**Work required:**
Identify and reproduce every line holding the string "複数選択モード".
====== Input records
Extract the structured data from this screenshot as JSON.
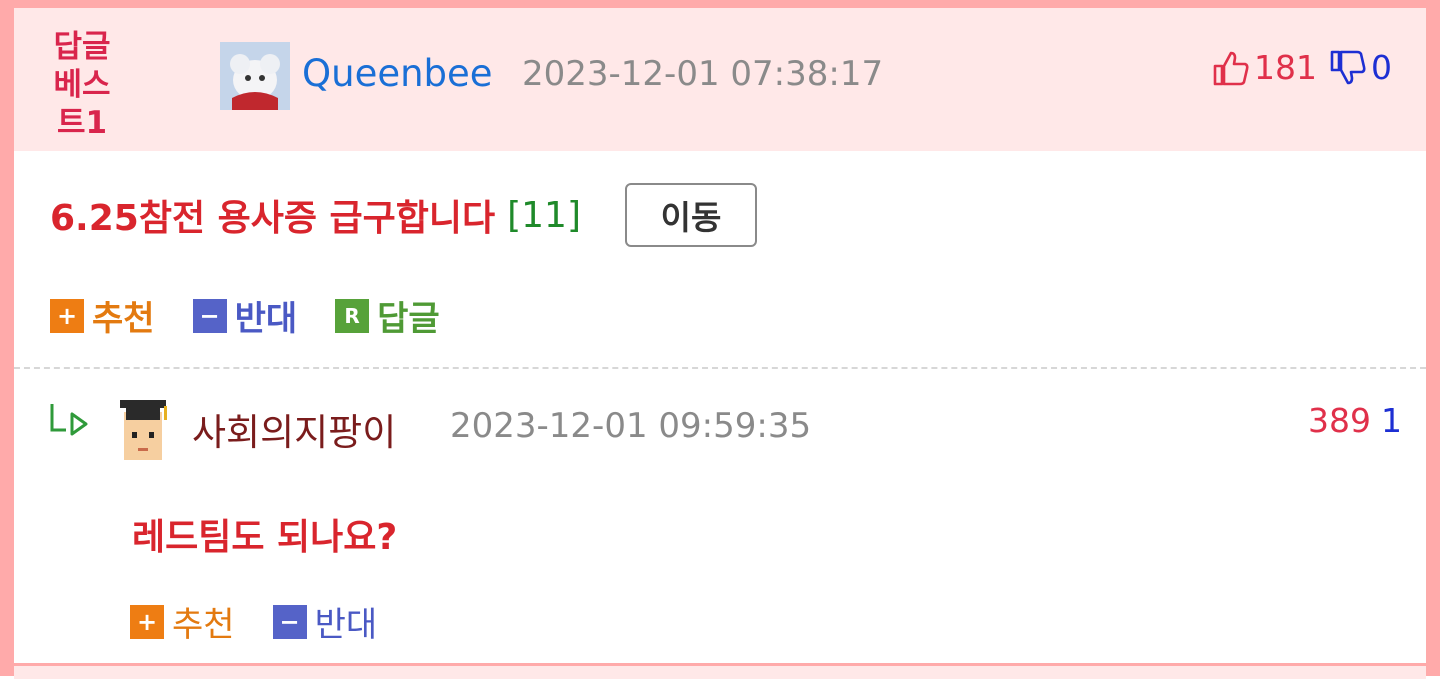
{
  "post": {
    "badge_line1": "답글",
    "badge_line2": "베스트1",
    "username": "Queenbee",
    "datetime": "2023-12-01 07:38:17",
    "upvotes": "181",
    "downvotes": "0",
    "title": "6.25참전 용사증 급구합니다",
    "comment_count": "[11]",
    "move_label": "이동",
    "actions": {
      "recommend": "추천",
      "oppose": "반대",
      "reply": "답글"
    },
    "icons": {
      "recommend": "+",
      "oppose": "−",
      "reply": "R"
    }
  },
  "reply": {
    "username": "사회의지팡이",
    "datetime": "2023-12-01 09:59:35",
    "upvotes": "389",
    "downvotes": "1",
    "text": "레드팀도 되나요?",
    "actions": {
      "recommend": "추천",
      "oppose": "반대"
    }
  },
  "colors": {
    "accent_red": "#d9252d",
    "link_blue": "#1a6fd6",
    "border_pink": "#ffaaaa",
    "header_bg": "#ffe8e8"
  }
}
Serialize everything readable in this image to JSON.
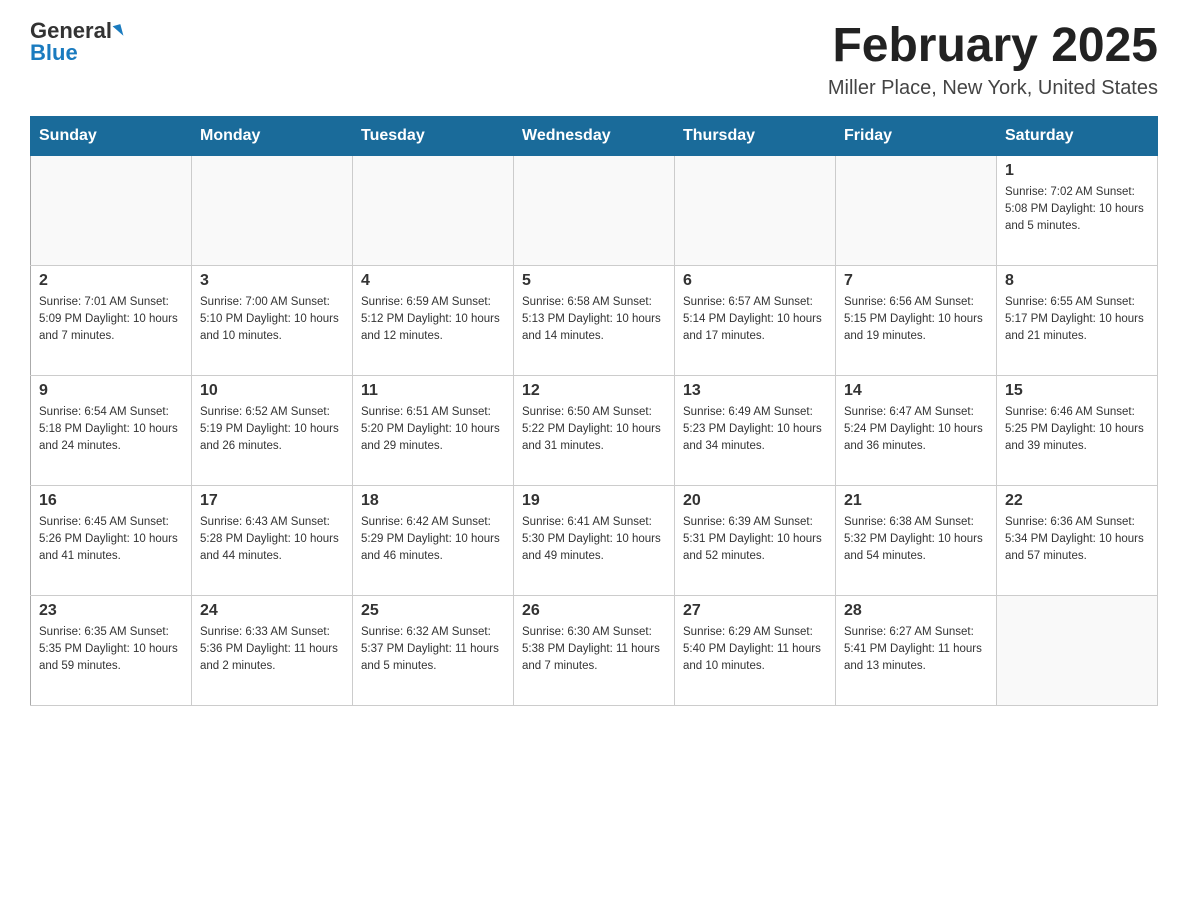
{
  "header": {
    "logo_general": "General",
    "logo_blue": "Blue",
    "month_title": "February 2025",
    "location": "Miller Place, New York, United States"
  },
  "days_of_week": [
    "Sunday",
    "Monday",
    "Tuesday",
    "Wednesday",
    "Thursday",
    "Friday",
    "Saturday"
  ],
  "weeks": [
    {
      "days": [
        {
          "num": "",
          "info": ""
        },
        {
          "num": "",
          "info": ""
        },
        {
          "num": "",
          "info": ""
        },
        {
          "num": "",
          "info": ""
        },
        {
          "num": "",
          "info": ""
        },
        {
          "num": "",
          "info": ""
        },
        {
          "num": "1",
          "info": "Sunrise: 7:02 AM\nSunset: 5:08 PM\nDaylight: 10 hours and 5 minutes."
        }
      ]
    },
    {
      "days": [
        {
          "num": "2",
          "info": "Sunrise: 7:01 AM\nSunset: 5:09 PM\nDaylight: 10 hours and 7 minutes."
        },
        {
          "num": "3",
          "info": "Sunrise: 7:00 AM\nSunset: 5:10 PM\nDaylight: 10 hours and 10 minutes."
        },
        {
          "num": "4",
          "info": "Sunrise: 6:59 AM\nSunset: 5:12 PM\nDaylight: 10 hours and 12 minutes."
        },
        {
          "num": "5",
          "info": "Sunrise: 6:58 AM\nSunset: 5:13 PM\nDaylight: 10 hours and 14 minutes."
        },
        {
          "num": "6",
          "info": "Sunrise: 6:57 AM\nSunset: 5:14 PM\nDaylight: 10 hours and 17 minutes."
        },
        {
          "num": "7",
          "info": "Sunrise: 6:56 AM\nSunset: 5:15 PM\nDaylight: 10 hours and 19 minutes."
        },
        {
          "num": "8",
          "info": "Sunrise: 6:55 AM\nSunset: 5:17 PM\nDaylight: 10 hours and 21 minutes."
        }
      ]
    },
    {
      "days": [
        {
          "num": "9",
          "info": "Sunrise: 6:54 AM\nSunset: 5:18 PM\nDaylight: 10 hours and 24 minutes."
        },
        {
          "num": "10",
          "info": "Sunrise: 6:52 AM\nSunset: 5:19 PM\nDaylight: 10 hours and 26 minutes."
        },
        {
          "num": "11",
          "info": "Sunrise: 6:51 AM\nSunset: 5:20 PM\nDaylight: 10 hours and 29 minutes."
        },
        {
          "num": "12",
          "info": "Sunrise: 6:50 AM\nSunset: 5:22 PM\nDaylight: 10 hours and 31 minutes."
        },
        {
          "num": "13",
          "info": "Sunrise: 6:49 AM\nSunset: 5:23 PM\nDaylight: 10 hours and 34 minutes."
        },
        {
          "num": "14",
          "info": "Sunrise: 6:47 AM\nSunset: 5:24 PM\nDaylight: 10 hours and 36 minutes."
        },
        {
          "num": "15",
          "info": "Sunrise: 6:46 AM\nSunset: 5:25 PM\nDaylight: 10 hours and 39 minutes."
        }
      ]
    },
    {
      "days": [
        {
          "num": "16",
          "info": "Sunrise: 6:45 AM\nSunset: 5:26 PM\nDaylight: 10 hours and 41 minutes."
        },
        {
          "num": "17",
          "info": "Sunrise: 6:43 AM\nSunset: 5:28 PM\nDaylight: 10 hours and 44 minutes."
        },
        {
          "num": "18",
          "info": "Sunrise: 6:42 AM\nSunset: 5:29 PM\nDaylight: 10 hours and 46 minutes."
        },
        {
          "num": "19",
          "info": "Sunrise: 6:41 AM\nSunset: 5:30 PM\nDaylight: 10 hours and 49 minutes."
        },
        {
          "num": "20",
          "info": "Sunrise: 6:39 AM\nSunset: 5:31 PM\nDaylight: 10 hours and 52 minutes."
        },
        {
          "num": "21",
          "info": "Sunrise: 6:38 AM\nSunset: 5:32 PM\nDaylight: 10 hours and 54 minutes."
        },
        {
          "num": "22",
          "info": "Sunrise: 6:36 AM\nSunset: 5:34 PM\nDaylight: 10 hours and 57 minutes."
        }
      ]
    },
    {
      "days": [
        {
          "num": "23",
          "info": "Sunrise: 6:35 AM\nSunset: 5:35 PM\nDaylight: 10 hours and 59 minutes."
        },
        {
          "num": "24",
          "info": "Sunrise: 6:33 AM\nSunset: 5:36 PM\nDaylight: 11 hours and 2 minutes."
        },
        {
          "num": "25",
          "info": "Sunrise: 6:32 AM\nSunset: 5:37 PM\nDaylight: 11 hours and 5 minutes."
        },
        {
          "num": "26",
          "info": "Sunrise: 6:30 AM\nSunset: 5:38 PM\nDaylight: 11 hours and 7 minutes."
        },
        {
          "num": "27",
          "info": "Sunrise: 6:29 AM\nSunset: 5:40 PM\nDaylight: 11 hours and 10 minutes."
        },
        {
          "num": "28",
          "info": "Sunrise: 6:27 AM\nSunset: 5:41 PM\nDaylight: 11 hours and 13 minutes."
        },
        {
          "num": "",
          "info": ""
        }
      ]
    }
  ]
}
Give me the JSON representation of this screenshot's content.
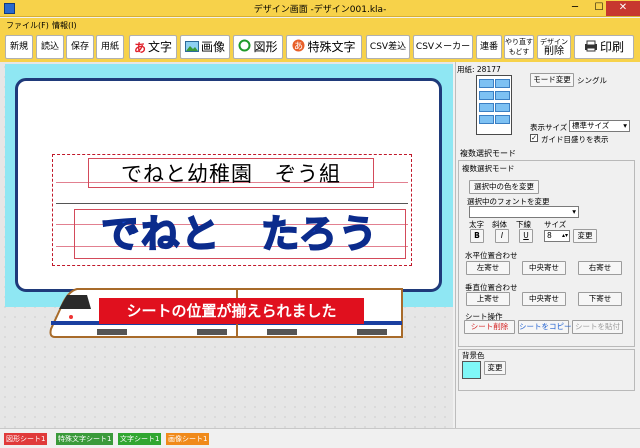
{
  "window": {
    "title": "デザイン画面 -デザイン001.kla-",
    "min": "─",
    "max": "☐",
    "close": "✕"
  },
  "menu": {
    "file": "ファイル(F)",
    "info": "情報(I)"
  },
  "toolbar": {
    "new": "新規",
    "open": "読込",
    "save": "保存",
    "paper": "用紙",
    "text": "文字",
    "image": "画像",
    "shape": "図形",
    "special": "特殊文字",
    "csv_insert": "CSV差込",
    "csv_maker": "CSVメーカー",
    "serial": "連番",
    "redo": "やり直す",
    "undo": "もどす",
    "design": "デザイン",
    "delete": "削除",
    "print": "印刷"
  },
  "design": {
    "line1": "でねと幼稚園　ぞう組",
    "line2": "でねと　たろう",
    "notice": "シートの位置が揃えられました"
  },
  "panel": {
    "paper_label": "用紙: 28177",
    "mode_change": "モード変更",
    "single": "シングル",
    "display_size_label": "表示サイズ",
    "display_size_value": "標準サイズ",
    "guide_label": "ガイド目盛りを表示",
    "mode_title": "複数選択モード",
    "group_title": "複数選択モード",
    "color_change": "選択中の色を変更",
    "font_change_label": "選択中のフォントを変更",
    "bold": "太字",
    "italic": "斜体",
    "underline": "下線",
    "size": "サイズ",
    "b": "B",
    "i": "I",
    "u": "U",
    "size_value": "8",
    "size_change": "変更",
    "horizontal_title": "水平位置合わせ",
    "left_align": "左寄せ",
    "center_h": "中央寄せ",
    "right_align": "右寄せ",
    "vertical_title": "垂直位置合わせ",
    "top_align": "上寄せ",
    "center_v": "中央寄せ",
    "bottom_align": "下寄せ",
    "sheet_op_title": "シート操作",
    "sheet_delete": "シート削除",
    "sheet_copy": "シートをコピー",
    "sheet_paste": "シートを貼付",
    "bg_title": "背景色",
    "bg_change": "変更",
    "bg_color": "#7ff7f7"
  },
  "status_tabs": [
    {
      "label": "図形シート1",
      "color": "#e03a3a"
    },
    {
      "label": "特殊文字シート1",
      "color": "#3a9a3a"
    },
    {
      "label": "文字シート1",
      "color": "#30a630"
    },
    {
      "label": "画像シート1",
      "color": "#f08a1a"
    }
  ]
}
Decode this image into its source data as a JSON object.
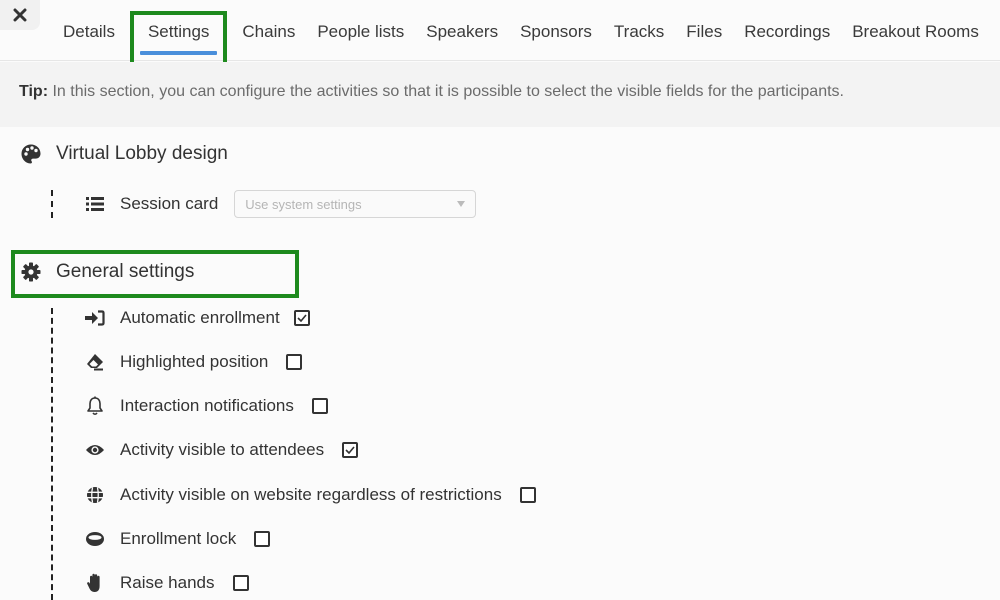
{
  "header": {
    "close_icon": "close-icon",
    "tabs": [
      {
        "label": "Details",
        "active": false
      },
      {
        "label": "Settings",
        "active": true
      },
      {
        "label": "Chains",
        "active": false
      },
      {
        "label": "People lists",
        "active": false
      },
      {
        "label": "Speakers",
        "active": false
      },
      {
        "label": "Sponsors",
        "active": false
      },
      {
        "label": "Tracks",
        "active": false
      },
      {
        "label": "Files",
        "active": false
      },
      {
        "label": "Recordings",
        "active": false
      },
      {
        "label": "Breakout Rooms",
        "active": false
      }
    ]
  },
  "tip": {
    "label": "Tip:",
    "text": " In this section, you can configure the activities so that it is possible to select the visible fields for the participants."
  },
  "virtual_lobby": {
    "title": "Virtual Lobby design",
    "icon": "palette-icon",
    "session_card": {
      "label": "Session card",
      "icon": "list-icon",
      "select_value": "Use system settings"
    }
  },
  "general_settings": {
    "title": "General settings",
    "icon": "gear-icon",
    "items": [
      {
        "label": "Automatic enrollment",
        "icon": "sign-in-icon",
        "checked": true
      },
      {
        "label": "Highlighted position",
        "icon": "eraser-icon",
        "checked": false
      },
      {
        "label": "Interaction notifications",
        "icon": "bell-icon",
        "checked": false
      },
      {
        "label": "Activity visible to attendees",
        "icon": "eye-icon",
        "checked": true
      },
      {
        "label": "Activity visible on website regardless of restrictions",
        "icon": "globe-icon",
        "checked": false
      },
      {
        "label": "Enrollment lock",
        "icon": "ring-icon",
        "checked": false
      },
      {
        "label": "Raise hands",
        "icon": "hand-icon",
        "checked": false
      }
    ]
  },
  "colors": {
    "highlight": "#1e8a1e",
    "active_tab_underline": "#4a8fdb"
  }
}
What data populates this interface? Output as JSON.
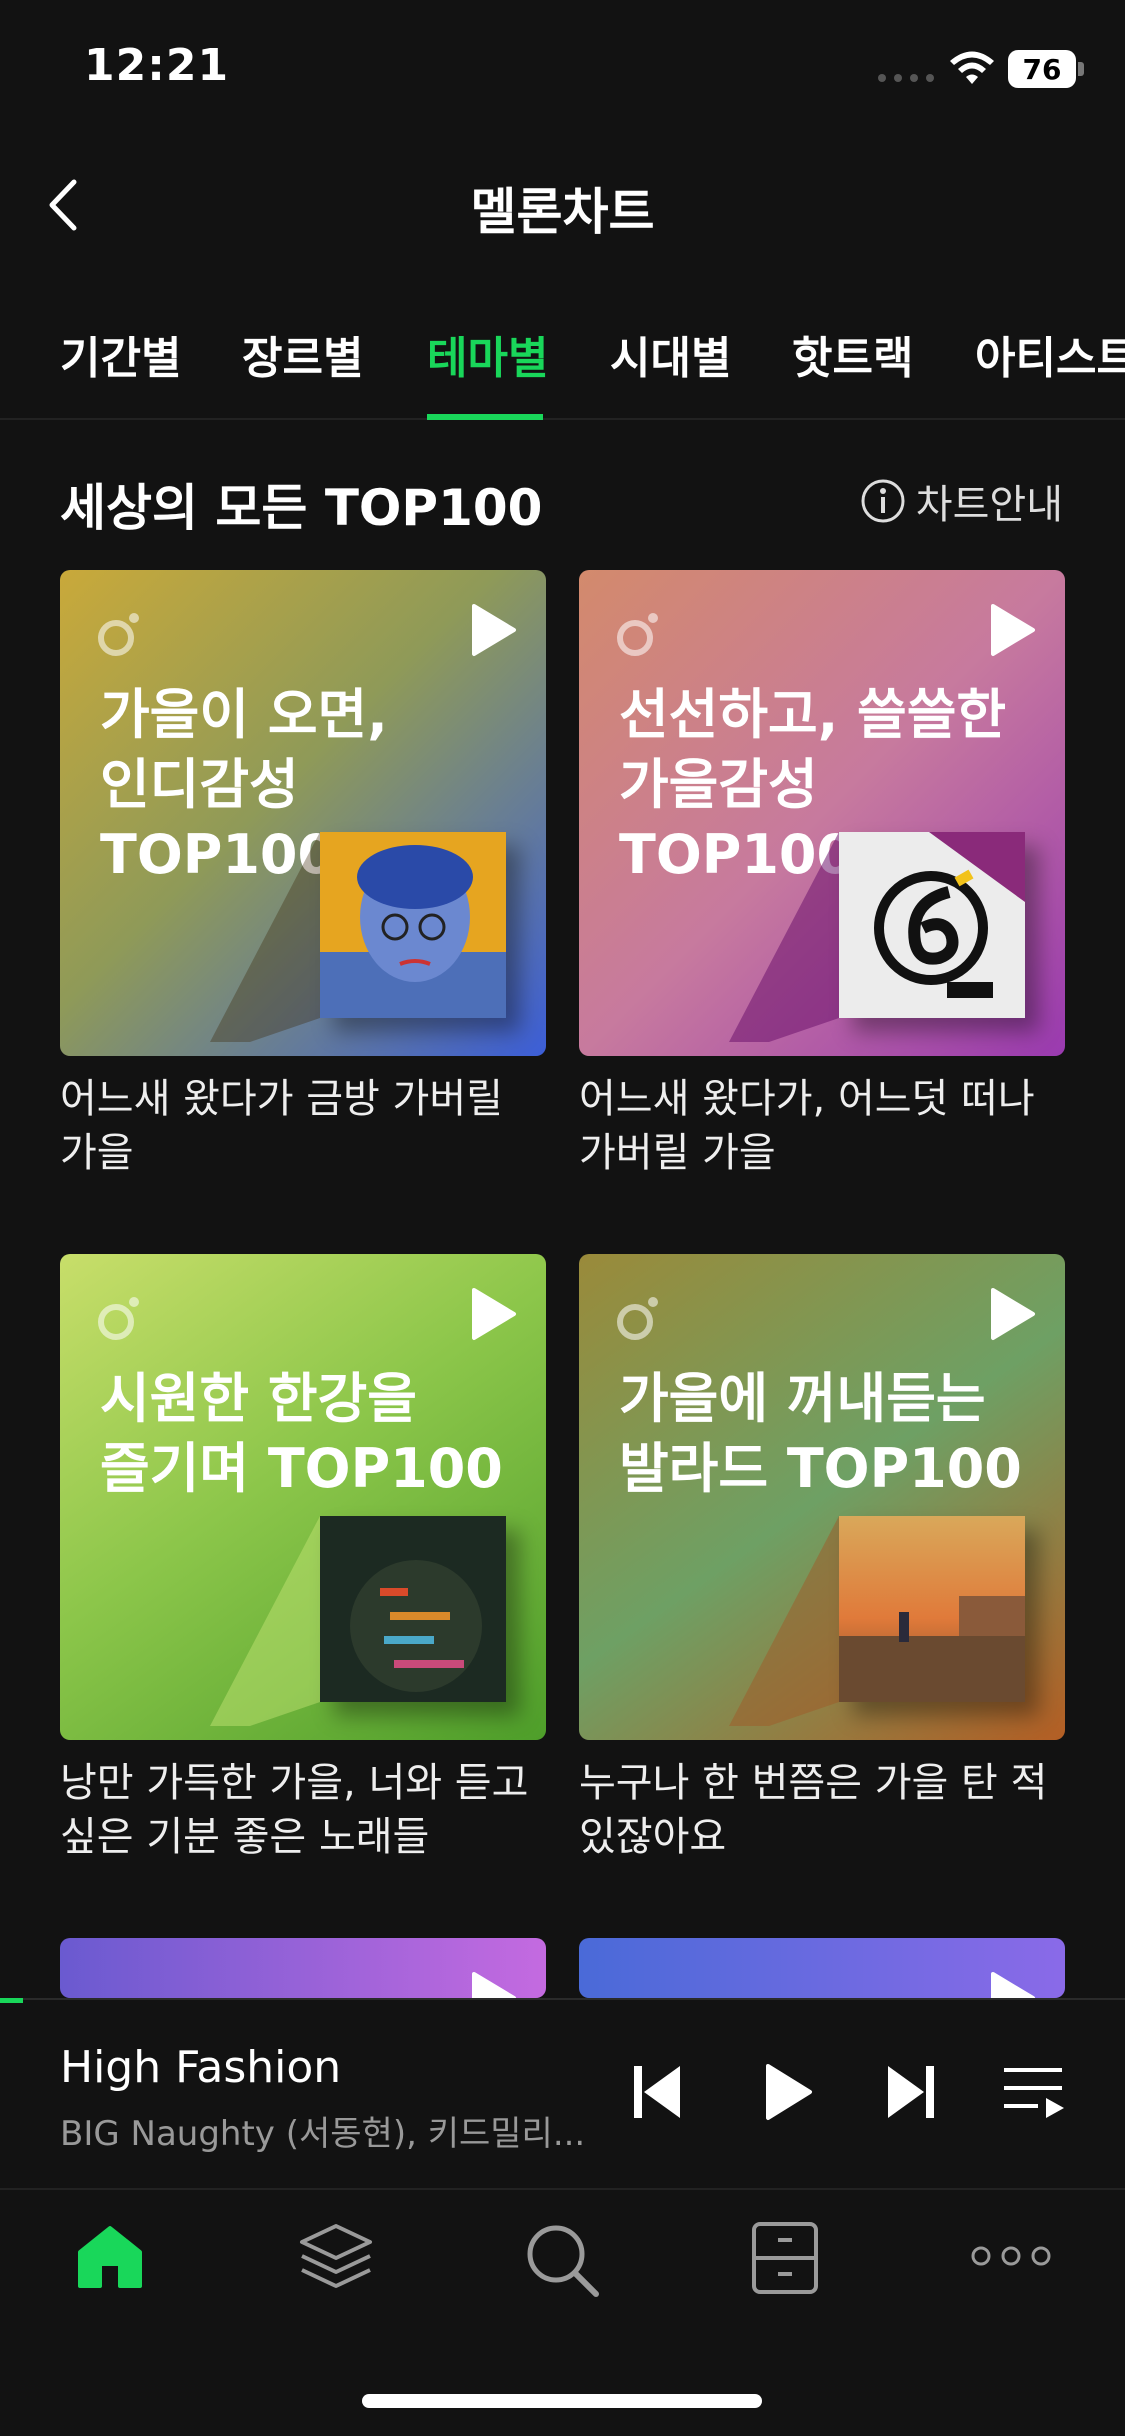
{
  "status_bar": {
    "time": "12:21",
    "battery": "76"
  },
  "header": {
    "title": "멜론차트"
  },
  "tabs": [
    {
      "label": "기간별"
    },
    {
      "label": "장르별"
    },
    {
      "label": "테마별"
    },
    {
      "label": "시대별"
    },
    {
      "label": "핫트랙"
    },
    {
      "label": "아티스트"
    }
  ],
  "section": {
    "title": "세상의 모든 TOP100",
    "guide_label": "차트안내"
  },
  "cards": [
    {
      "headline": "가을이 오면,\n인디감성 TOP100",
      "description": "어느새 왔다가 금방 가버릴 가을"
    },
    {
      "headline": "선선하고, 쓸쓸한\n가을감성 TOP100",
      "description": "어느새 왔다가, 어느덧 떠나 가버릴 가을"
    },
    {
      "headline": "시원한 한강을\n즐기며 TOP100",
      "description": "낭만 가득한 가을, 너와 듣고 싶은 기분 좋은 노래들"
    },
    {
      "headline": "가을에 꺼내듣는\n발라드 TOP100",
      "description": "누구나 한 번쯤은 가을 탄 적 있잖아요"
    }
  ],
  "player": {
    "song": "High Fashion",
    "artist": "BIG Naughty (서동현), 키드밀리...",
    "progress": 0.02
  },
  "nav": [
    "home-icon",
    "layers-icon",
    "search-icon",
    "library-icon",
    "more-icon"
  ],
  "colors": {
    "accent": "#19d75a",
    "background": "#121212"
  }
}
============
**Response to the task:**
    "mode_title": "複数選択モード",
    "group_title": "複数選択モード",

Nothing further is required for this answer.